[BEGIN The records]

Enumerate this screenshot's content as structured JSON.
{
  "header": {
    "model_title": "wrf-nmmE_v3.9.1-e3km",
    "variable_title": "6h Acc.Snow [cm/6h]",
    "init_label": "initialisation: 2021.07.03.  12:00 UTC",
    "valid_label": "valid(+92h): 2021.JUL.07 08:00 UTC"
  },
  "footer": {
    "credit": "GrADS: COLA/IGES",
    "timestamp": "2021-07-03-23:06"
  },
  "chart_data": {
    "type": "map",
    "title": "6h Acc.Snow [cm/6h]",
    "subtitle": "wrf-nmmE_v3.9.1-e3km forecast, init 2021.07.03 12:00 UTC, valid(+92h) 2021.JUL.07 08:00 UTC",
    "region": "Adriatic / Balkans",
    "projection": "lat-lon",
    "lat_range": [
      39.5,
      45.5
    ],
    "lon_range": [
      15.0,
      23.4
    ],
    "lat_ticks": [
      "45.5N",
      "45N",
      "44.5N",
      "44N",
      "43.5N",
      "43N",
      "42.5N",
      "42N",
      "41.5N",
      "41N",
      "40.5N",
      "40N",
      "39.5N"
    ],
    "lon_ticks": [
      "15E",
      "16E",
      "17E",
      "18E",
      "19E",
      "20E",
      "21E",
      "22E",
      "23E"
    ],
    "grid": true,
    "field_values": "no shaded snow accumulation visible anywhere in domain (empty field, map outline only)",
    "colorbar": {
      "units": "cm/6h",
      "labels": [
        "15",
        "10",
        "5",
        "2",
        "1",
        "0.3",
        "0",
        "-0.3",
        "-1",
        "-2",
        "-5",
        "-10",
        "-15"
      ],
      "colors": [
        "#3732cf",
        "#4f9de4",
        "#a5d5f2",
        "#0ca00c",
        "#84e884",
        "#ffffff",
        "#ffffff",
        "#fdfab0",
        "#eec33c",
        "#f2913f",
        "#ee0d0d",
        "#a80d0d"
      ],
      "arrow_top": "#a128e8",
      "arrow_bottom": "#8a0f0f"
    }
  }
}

[END The records]

> _Problem_: The answer is one number: how many lines of the material above contain "valid".

> _Problem solution_: 2